Stated problem >> Copy all lines that contain the word "text".

Record list >>
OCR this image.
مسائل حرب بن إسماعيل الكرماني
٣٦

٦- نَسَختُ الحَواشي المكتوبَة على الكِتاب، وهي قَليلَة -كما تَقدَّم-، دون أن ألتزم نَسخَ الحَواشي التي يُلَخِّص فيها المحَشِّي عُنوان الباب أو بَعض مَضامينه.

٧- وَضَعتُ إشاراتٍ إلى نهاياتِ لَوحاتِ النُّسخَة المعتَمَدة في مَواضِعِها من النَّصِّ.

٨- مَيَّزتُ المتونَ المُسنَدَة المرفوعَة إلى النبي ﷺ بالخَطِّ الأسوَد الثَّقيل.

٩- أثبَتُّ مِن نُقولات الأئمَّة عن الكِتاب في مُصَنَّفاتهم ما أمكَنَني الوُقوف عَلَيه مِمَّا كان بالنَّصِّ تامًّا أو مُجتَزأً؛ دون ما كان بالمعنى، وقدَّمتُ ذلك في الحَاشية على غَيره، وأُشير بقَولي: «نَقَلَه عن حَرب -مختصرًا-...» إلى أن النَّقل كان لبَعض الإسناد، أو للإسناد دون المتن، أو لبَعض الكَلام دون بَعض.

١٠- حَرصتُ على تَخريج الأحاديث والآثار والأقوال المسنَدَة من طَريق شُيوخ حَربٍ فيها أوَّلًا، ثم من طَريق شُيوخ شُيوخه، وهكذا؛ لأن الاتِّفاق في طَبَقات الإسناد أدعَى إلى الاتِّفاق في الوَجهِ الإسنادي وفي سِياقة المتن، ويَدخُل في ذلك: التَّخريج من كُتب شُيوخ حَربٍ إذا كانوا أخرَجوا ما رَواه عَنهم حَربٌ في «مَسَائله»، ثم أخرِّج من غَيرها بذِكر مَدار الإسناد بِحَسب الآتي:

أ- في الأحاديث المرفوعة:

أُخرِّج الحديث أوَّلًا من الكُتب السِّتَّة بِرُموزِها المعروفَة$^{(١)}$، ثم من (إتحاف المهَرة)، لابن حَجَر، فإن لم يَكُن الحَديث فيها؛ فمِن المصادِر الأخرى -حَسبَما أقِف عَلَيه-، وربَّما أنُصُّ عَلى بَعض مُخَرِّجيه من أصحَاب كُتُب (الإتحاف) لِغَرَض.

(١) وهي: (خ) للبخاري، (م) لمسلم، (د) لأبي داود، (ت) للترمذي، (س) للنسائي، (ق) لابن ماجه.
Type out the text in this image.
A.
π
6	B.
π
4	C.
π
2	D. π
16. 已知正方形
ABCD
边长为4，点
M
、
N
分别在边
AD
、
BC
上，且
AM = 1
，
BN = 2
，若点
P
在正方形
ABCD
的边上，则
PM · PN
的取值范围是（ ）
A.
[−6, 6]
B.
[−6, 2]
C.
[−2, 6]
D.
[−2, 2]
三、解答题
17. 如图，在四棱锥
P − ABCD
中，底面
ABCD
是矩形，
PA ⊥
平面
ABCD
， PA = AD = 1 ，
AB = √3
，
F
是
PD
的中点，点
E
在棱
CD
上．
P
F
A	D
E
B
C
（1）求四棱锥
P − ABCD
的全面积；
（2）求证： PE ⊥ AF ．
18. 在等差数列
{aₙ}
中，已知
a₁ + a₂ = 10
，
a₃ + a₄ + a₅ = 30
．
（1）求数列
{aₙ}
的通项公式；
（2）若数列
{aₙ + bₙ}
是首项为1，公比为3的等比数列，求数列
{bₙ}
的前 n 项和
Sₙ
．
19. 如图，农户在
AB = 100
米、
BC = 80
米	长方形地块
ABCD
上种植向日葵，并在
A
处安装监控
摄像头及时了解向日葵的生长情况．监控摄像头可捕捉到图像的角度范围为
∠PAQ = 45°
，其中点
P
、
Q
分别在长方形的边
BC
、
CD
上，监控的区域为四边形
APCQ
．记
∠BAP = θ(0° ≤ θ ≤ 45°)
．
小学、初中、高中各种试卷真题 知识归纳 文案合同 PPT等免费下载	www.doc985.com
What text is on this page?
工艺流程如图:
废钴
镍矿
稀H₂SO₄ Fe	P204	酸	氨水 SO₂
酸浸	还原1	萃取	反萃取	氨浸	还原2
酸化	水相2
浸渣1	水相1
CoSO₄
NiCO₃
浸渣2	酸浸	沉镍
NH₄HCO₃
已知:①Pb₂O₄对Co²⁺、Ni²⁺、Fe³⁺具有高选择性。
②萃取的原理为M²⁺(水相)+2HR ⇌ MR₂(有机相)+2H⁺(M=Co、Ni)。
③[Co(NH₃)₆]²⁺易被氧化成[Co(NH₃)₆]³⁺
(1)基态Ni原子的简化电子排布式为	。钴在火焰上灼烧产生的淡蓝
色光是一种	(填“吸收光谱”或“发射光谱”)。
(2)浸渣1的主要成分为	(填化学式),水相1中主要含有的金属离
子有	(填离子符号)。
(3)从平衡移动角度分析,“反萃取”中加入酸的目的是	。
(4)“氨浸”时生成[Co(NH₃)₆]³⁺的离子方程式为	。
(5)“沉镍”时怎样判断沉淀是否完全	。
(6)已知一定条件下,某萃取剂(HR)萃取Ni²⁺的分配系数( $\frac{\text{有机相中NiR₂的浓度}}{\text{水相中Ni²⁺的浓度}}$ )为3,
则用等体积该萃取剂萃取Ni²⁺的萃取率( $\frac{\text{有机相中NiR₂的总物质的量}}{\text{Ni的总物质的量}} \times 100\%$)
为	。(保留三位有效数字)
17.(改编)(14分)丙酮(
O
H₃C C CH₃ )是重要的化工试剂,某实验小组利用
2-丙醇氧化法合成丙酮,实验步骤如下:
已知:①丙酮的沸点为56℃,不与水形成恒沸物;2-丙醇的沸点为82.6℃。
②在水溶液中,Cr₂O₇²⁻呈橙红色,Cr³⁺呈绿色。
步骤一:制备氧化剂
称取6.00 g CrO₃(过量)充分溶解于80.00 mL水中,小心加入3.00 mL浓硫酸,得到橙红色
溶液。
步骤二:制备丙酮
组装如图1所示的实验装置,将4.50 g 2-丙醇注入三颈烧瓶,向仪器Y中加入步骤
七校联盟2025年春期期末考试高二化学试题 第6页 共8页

Output below >>
Type out the text in this image.
What text is on this page?
(6)已知一定条件下,某萃取剂(HR)萃取Ni²⁺的分配系数( $\frac{\text{有机相中NiR₂的浓度}}{\text{水相中Ni²⁺的浓度}}$ )为3,
则用等体积该萃取剂萃取Ni²⁺的萃取率( $\frac{\text{有机相中NiR₂的总物质的量}}{\text{Ni的总物质的量}} \times 100\%$)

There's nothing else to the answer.